→ **Exercise**
Search the data below for the string "Druggists". Extract every line that contains it.

====== Records shown

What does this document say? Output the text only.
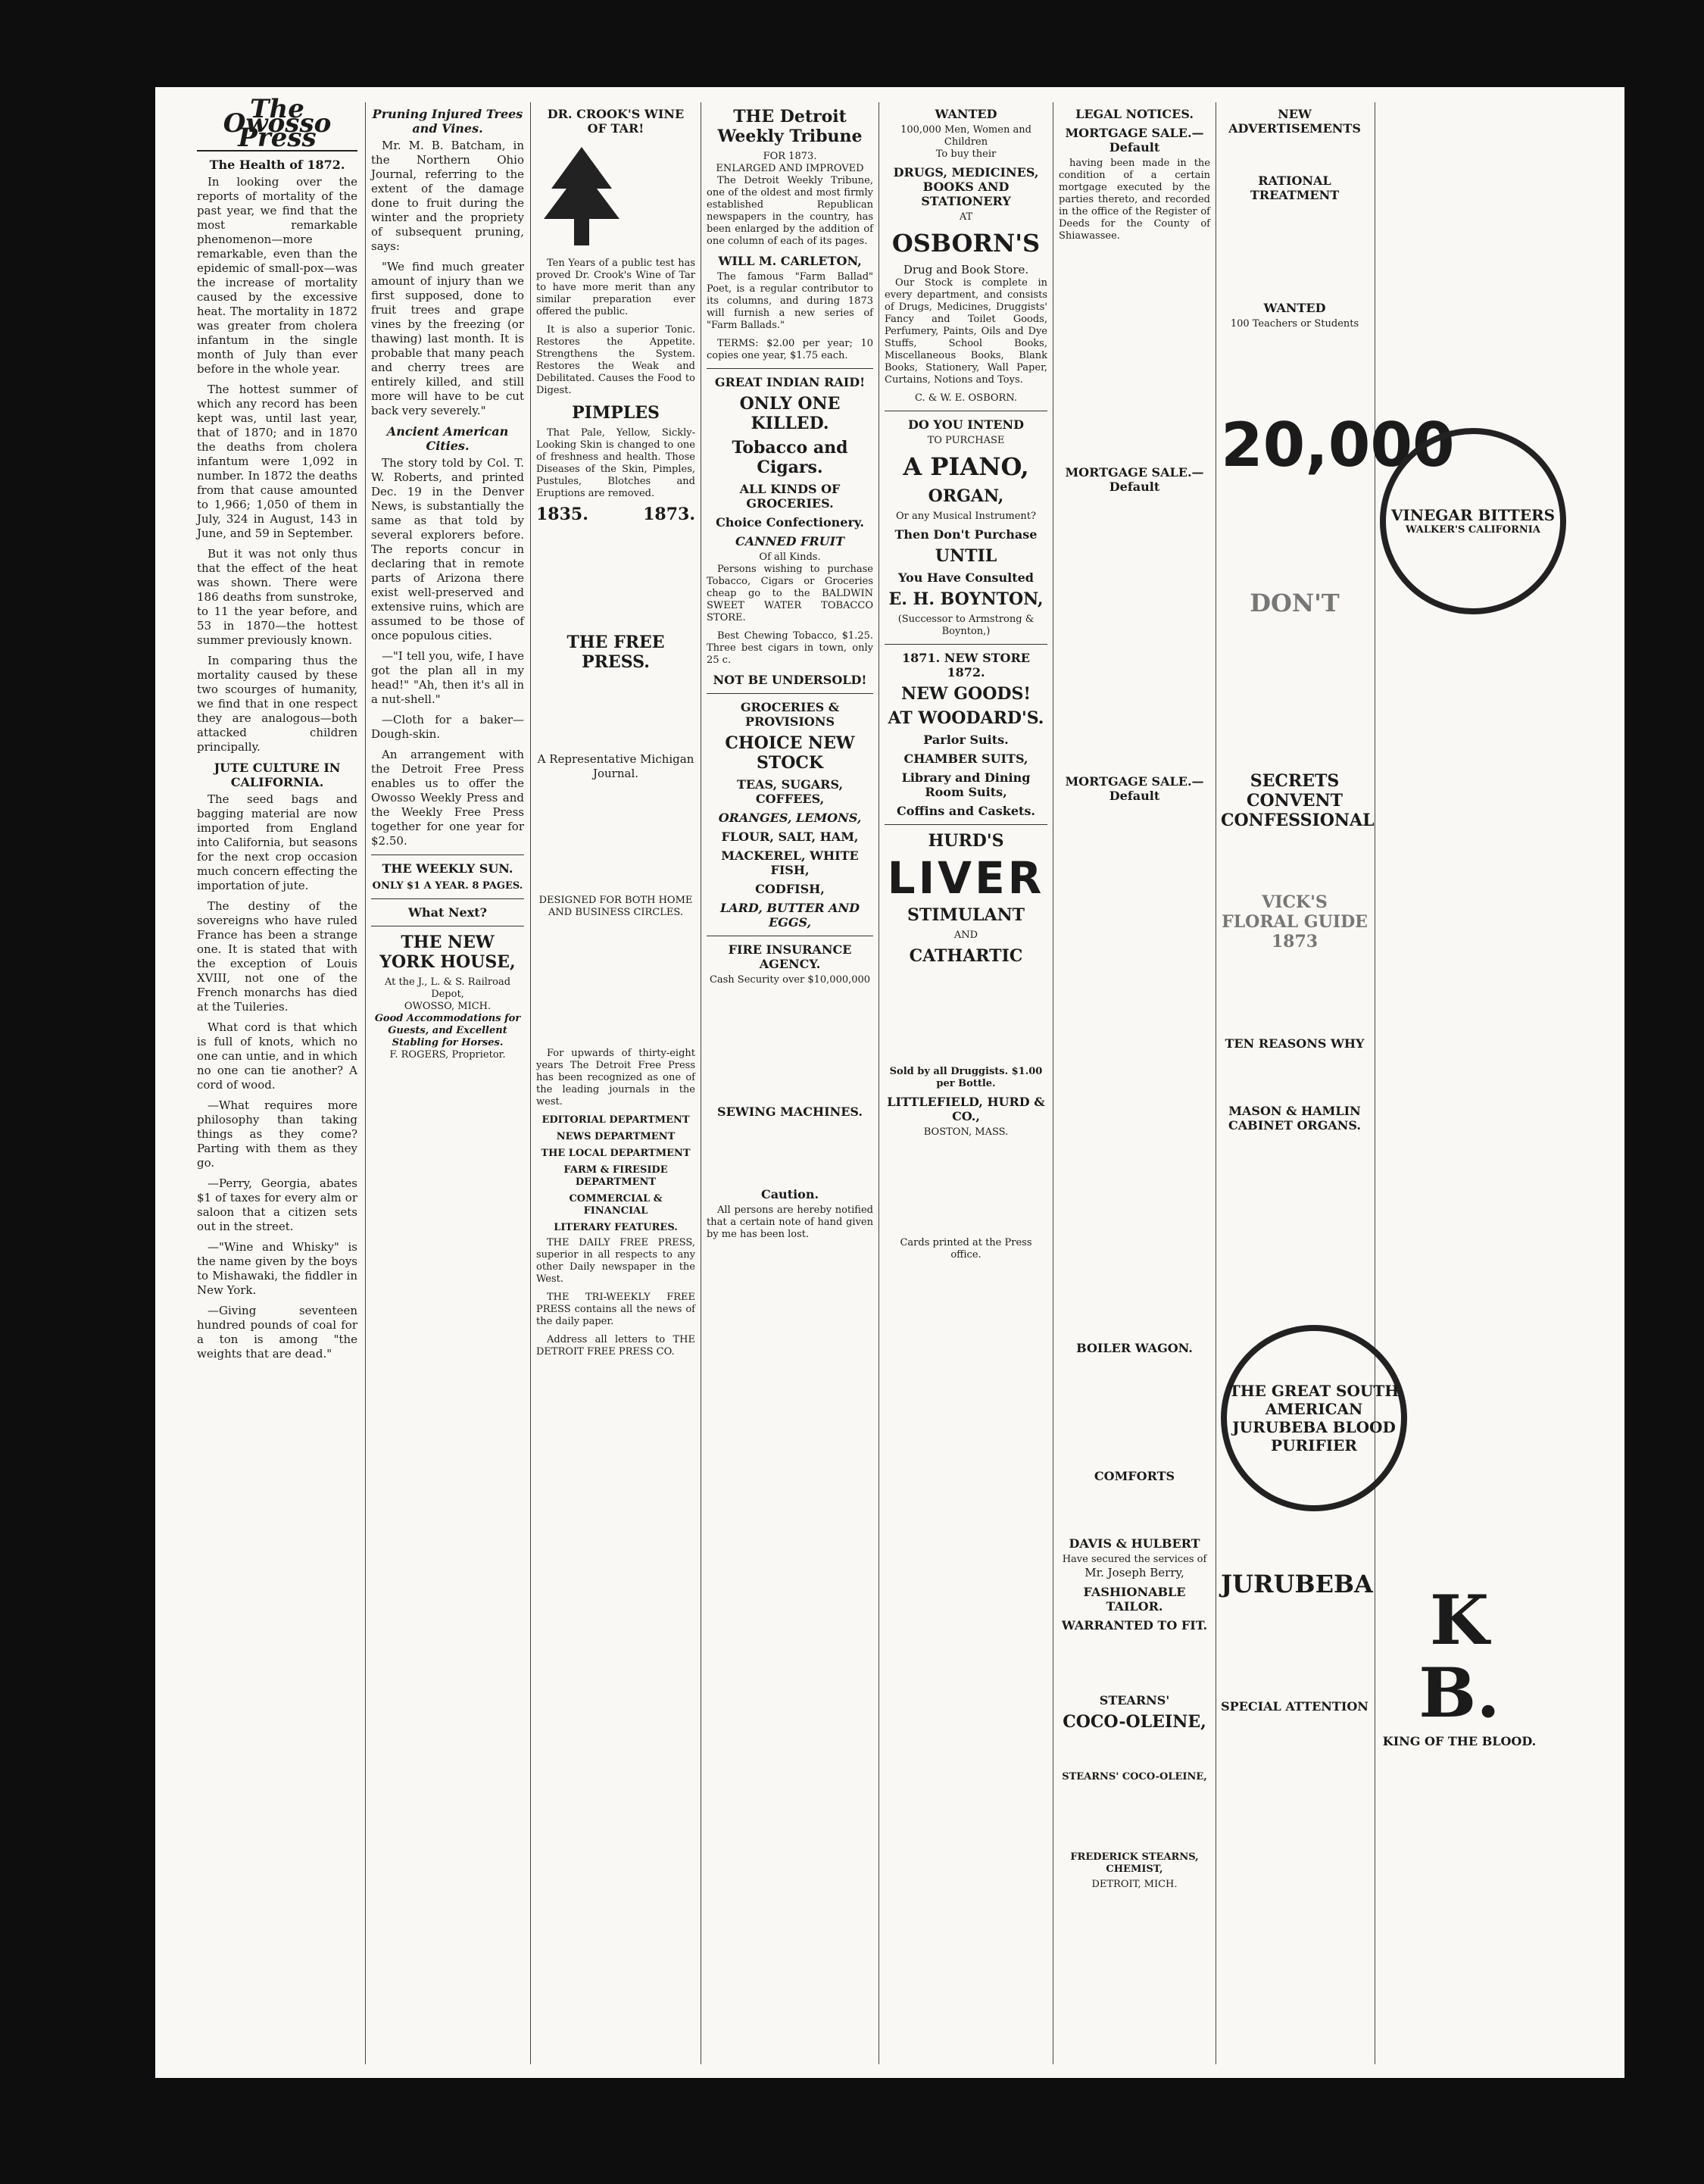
The Owosso Press
The Health of 1872.

In looking over the reports of mortality of the past year, we find that the most remarkable phenomenon—more remarkable, even than the epidemic of small-pox—was the increase of mortality caused by the excessive heat. The mortality in 1872 was greater from cholera infantum in the single month of July than ever before in the whole year.

The hottest summer of which any record has been kept was, until last year, that of 1870; and in 1870 the deaths from cholera infantum were 1,092 in number. In 1872 the deaths from that cause amounted to 1,966; 1,050 of them in July, 324 in August, 143 in June, and 59 in September.

But it was not only thus that the effect of the heat was shown. There were 186 deaths from sunstroke, to 11 the year before, and 53 in 1870—the hottest summer previously known.

In comparing thus the mortality caused by these two scourges of humanity, we find that in one respect they are analogous—both attacked children principally.

JUTE CULTURE IN CALIFORNIA.

The seed bags and bagging material are now imported from England into California, but seasons for the next crop occasion much concern effecting the importation of jute.

The destiny of the sovereigns who have ruled France has been a strange one. It is stated that with the exception of Louis XVIII, not one of the French monarchs has died at the Tuileries.

What cord is that which is full of knots, which no one can untie, and in which no one can tie another? A cord of wood.

—What requires more philosophy than taking things as they come? Parting with them as they go.

—Perry, Georgia, abates $1 of taxes for every alm or saloon that a citizen sets out in the street.

—"Wine and Whisky" is the name given by the boys to Mishawaki, the fiddler in New York.

—Giving seventeen hundred pounds of coal for a ton is among "the weights that are dead."

Pruning Injured Trees and Vines.

Mr. M. B. Batcham, in the Northern Ohio Journal, referring to the extent of the damage done to fruit during the winter and the propriety of subsequent pruning, says:

"We find much greater amount of injury than we first supposed, done to fruit trees and grape vines by the freezing (or thawing) last month. It is probable that many peach and cherry trees are entirely killed, and still more will have to be cut back very severely."

Ancient American Cities.

The story told by Col. T. W. Roberts, and printed Dec. 19 in the Denver News, is substantially the same as that told by several explorers before. The reports concur in declaring that in remote parts of Arizona there exist well-preserved and extensive ruins, which are assumed to be those of once populous cities.

—"I tell you, wife, I have got the plan all in my head!" "Ah, then it's all in a nut-shell."

—Cloth for a baker—Dough-skin.

An arrangement with the Detroit Free Press enables us to offer the Owosso Weekly Press and the Weekly Free Press together for one year for $2.50.

THE WEEKLY SUN.
ONLY $1 A YEAR. 8 PAGES.
What Next?
THE NEW YORK HOUSE,
At the J., L. & S. Railroad Depot,
OWOSSO, MICH.
Good Accommodations for Guests, and Excellent Stabling for Horses.
F. ROGERS, Proprietor.
DR. CROOK'S WINE OF TAR!

Ten Years of a public test has proved Dr. Crook's Wine of Tar to have more merit than any similar preparation ever offered the public.

It is also a superior Tonic. Restores the Appetite. Strengthens the System. Restores the Weak and Debilitated. Causes the Food to Digest.

PIMPLES

That Pale, Yellow, Sickly-Looking Skin is changed to one of freshness and health. Those Diseases of the Skin, Pimples, Pustules, Blotches and Eruptions are removed.

1835.	1873.
THE FREE PRESS.
A Representative Michigan Journal.
DESIGNED FOR BOTH HOME AND BUSINESS CIRCLES.

For upwards of thirty-eight years The Detroit Free Press has been recognized as one of the leading journals in the west.

EDITORIAL DEPARTMENT
NEWS DEPARTMENT
THE LOCAL DEPARTMENT
FARM & FIRESIDE DEPARTMENT
COMMERCIAL & FINANCIAL
LITERARY FEATURES.

THE DAILY FREE PRESS, superior in all respects to any other Daily newspaper in the West.

THE TRI-WEEKLY FREE PRESS contains all the news of the daily paper.

Address all letters to THE DETROIT FREE PRESS CO.

THE Detroit Weekly Tribune
FOR 1873.
ENLARGED AND IMPROVED

The Detroit Weekly Tribune, one of the oldest and most firmly established Republican newspapers in the country, has been enlarged by the addition of one column of each of its pages.

WILL M. CARLETON,

The famous "Farm Ballad" Poet, is a regular contributor to its columns, and during 1873 will furnish a new series of "Farm Ballads."

TERMS: $2.00 per year; 10 copies one year, $1.75 each.

GREAT INDIAN RAID!
ONLY ONE KILLED.
Tobacco and Cigars.
ALL KINDS OF GROCERIES.
Choice Confectionery.
CANNED FRUIT
Of all Kinds.

Persons wishing to purchase Tobacco, Cigars or Groceries cheap go to the BALDWIN SWEET WATER TOBACCO STORE.

Best Chewing Tobacco, $1.25. Three best cigars in town, only 25 c.

NOT BE UNDERSOLD!
GROCERIES & PROVISIONS
CHOICE NEW STOCK
TEAS, SUGARS, COFFEES,
ORANGES, LEMONS,
FLOUR, SALT, HAM,
MACKEREL, WHITE FISH,
CODFISH,
LARD, BUTTER AND EGGS,
FIRE INSURANCE AGENCY.
Cash Security over $10,000,000
SEWING MACHINES.
Caution.

All persons are hereby notified that a certain note of hand given by me has been lost.

WANTED
100,000 Men, Women and Children
To buy their
DRUGS, MEDICINES, BOOKS AND STATIONERY
AT
OSBORN'S
Drug and Book Store.

Our Stock is complete in every department, and consists of Drugs, Medicines, Druggists' Fancy and Toilet Goods, Perfumery, Paints, Oils and Dye Stuffs, School Books, Miscellaneous Books, Blank Books, Stationery, Wall Paper, Curtains, Notions and Toys.

C. & W. E. OSBORN.
DO YOU INTEND
TO PURCHASE
A PIANO,
ORGAN,
Or any Musical Instrument?
Then Don't Purchase
UNTIL
You Have Consulted
E. H. BOYNTON,
(Successor to Armstrong & Boynton,)
1871. NEW STORE 1872.
NEW GOODS!
AT WOODARD'S.
Parlor Suits.
CHAMBER SUITS,
Library and Dining Room Suits,
Coffins and Caskets.
HURD'S
LIVER
STIMULANT
AND
CATHARTIC
Sold by all Druggists. $1.00 per Bottle.
LITTLEFIELD, HURD & CO.,
BOSTON, MASS.
Cards printed at the Press office.
LEGAL NOTICES.
MORTGAGE SALE.—Default

having been made in the condition of a certain mortgage executed by the parties thereto, and recorded in the office of the Register of Deeds for the County of Shiawassee.

MORTGAGE SALE.—Default
MORTGAGE SALE.—Default
BOILER WAGON.
COMFORTS
DAVIS & HULBERT
Have secured the services of
Mr. Joseph Berry,
FASHIONABLE TAILOR.
WARRANTED TO FIT.
STEARNS'
COCO-OLEINE,
STEARNS' COCO-OLEINE,
FREDERICK STEARNS, CHEMIST,
DETROIT, MICH.
NEW ADVERTISEMENTS
RATIONAL TREATMENT
WANTED
100 Teachers or Students
20,000
DON'T
SECRETS CONVENT CONFESSIONAL
VICK'S FLORAL GUIDE 1873
TEN REASONS WHY
MASON & HAMLIN CABINET ORGANS.
THE GREAT SOUTH AMERICAN JURUBEBA BLOOD PURIFIER
JURUBEBA
SPECIAL ATTENTION
VINEGAR BITTERS
WALKER'S CALIFORNIA
K B.
KING OF THE BLOOD.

============

→ **Full solution**
Our Stock is complete in every department, and consists of Drugs, Medicines, Druggists' Fancy and Toilet Goods, Perfumery, Paints, Oils and Dye Stuffs, School Books, Miscellaneous Books, Blank Books, Stationery, Wall Paper, Curtains, Notions and Toys.
Sold by all Druggists. $1.00 per Bottle.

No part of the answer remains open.